Problem to solve
Restate the records in their entirety, word for word.

-- start Data records --

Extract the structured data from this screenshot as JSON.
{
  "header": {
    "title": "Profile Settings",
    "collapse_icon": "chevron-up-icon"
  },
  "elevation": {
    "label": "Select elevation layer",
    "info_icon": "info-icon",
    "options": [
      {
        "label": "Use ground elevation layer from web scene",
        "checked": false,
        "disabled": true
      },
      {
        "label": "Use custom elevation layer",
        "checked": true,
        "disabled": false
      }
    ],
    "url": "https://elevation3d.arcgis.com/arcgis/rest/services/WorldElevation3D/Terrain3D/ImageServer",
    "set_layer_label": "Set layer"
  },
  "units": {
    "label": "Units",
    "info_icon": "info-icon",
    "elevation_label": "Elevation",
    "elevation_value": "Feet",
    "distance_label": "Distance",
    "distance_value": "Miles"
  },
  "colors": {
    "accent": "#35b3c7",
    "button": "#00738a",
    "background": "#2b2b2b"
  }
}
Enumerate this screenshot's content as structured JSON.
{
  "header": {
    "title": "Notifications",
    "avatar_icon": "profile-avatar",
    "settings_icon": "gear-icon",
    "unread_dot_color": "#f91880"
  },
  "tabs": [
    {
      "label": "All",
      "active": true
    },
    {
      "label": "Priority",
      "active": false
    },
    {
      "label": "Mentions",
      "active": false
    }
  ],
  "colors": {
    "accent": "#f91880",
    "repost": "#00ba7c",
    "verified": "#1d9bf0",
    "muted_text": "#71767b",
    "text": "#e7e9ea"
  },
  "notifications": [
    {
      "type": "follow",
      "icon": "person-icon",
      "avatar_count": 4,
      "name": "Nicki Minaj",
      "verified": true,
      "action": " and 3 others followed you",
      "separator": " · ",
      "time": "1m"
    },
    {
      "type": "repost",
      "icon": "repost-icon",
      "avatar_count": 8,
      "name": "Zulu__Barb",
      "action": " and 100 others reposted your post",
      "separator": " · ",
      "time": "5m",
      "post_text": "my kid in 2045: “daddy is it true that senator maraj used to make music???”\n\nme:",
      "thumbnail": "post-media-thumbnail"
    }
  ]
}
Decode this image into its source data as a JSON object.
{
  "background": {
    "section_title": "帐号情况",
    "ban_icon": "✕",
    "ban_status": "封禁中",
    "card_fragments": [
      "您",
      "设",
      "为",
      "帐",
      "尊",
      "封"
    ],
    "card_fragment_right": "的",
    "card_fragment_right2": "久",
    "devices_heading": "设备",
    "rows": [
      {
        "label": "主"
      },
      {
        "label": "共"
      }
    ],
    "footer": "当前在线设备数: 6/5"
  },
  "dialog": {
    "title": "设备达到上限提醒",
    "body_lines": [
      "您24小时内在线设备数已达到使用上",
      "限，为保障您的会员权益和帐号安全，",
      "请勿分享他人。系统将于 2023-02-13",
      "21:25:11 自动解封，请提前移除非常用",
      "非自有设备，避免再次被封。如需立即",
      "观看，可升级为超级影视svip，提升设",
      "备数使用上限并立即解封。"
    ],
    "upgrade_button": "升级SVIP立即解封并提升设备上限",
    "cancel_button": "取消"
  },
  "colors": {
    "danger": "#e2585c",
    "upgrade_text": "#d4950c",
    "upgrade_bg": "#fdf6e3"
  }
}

-- end Data records --

Answer for this exercise
Extract the structured data from this screenshot as JSON.
{
  "header": {
    "title": "Profile Settings",
    "collapse_icon": "chevron-up-icon"
  },
  "elevation": {
    "label": "Select elevation layer",
    "info_icon": "info-icon",
    "options": [
      {
        "label": "Use ground elevation layer from web scene",
        "checked": false,
        "disabled": true
      },
      {
        "label": "Use custom elevation layer",
        "checked": true,
        "disabled": false
      }
    ],
    "url": "https://elevation3d.arcgis.com/arcgis/rest/services/WorldElevation3D/Terrain3D/ImageServer",
    "set_layer_label": "Set layer"
  },
  "units": {
    "label": "Units",
    "info_icon": "info-icon",
    "elevation_label": "Elevation",
    "elevation_value": "Feet",
    "distance_label": "Distance",
    "distance_value": "Miles"
  },
  "colors": {
    "accent": "#35b3c7",
    "button": "#00738a",
    "background": "#2b2b2b"
  }
}
Enumerate this screenshot's content as structured JSON.
{
  "header": {
    "title": "Notifications",
    "avatar_icon": "profile-avatar",
    "settings_icon": "gear-icon",
    "unread_dot_color": "#f91880"
  },
  "tabs": [
    {
      "label": "All",
      "active": true
    },
    {
      "label": "Priority",
      "active": false
    },
    {
      "label": "Mentions",
      "active": false
    }
  ],
  "colors": {
    "accent": "#f91880",
    "repost": "#00ba7c",
    "verified": "#1d9bf0",
    "muted_text": "#71767b",
    "text": "#e7e9ea"
  },
  "notifications": [
    {
      "type": "follow",
      "icon": "person-icon",
      "avatar_count": 4,
      "name": "Nicki Minaj",
      "verified": true,
      "action": " and 3 others followed you",
      "separator": " · ",
      "time": "1m"
    },
    {
      "type": "repost",
      "icon": "repost-icon",
      "avatar_count": 8,
      "name": "Zulu__Barb",
      "action": " and 100 others reposted your post",
      "separator": " · ",
      "time": "5m",
      "post_text": "my kid in 2045: “daddy is it true that senator maraj used to make music???”\n\nme:",
      "thumbnail": "post-media-thumbnail"
    }
  ]
}
Decode this image into its source data as a JSON object.
{
  "background": {
    "section_title": "帐号情况",
    "ban_icon": "✕",
    "ban_status": "封禁中",
    "card_fragments": [
      "您",
      "设",
      "为",
      "帐",
      "尊",
      "封"
    ],
    "card_fragment_right": "的",
    "card_fragment_right2": "久",
    "devices_heading": "设备",
    "rows": [
      {
        "label": "主"
      },
      {
        "label": "共"
      }
    ],
    "footer": "当前在线设备数: 6/5"
  },
  "dialog": {
    "title": "设备达到上限提醒",
    "body_lines": [
      "您24小时内在线设备数已达到使用上",
      "限，为保障您的会员权益和帐号安全，",
      "请勿分享他人。系统将于 2023-02-13",
      "21:25:11 自动解封，请提前移除非常用",
      "非自有设备，避免再次被封。如需立即",
      "观看，可升级为超级影视svip，提升设",
      "备数使用上限并立即解封。"
    ],
    "upgrade_button": "升级SVIP立即解封并提升设备上限",
    "cancel_button": "取消"
  },
  "colors": {
    "danger": "#e2585c",
    "upgrade_text": "#d4950c",
    "upgrade_bg": "#fdf6e3"
  }
}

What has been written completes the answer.